_Exercise objective_: Wherever the word "colectare" appears in the entries, copy the whole line.

_Data section_:

%%

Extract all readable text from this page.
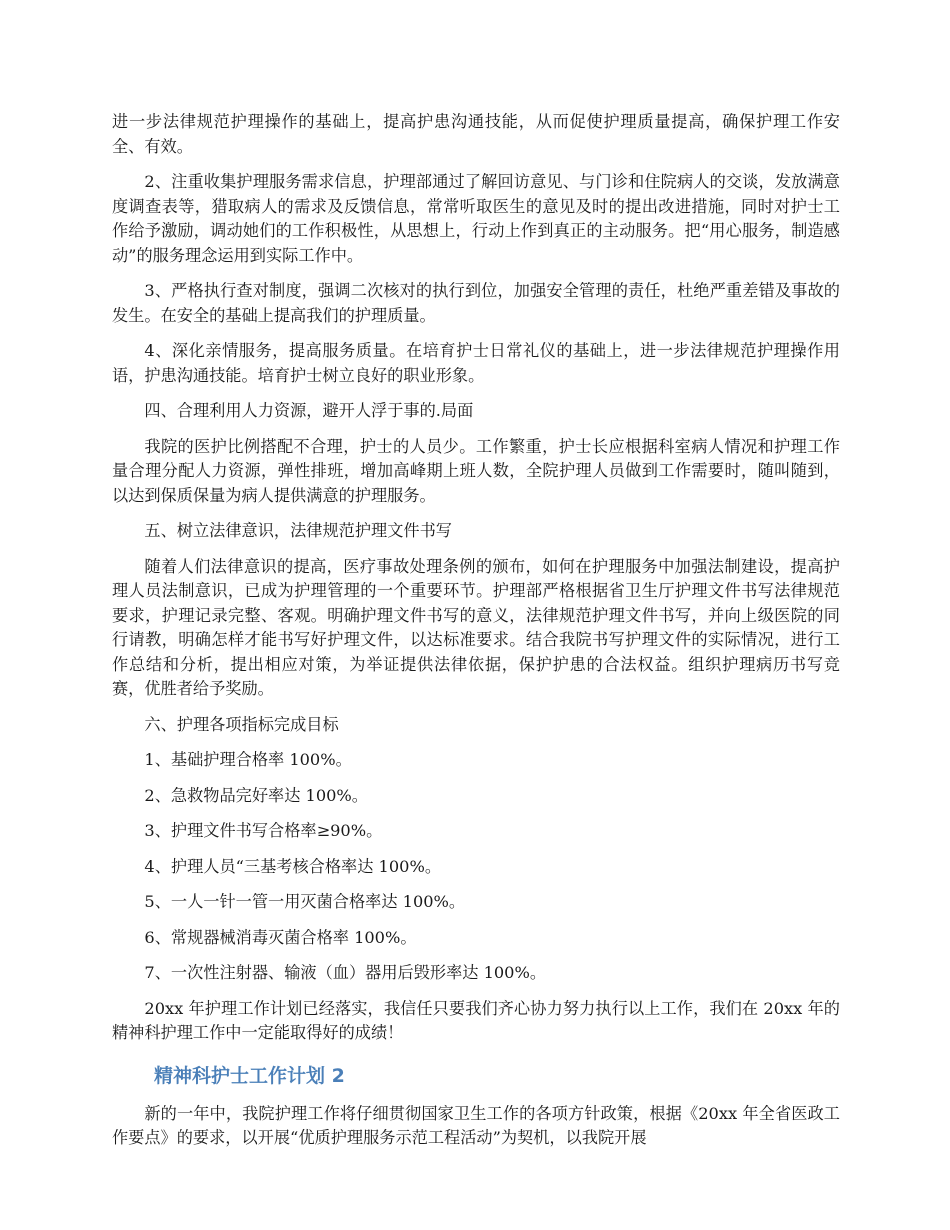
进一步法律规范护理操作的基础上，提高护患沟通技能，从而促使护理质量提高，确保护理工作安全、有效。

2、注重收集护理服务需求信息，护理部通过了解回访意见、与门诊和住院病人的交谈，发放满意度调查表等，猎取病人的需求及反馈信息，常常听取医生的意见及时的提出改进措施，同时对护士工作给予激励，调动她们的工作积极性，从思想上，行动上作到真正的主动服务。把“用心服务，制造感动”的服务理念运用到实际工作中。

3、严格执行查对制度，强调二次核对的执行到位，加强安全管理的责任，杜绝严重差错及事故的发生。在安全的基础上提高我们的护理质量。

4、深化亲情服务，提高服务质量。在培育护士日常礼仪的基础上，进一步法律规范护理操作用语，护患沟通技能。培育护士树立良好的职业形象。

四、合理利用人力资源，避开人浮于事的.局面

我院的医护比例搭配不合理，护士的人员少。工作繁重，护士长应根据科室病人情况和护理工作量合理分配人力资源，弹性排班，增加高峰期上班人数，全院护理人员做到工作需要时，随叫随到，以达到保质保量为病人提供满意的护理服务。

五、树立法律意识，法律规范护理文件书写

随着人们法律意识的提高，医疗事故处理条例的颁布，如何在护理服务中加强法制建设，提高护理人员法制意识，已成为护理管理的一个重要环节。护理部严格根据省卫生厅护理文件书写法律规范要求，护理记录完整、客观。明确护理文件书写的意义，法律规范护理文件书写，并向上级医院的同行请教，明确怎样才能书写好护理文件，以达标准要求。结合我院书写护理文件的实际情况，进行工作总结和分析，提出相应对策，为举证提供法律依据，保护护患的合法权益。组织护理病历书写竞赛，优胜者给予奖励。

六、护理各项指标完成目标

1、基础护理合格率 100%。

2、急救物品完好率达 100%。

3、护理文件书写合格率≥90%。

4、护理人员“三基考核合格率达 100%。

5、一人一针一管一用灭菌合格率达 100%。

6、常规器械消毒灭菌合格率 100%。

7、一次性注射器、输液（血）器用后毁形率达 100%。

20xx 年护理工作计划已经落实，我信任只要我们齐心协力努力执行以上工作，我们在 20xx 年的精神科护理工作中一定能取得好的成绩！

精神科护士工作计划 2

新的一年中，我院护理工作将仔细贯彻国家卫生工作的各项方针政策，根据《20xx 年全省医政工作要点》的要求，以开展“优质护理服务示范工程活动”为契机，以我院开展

%%
%%

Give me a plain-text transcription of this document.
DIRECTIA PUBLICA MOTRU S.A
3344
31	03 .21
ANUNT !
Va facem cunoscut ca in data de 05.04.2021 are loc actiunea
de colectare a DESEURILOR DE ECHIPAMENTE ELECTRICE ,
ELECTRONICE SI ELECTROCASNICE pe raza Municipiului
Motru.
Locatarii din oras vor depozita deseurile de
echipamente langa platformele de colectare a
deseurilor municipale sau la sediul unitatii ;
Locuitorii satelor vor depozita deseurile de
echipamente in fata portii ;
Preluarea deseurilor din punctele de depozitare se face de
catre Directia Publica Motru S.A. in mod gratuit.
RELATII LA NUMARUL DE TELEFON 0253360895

%%

_Full output_:
de colectare a DESEURILOR DE ECHIPAMENTE ELECTRICE ,
echipamente langa platformele de colectare a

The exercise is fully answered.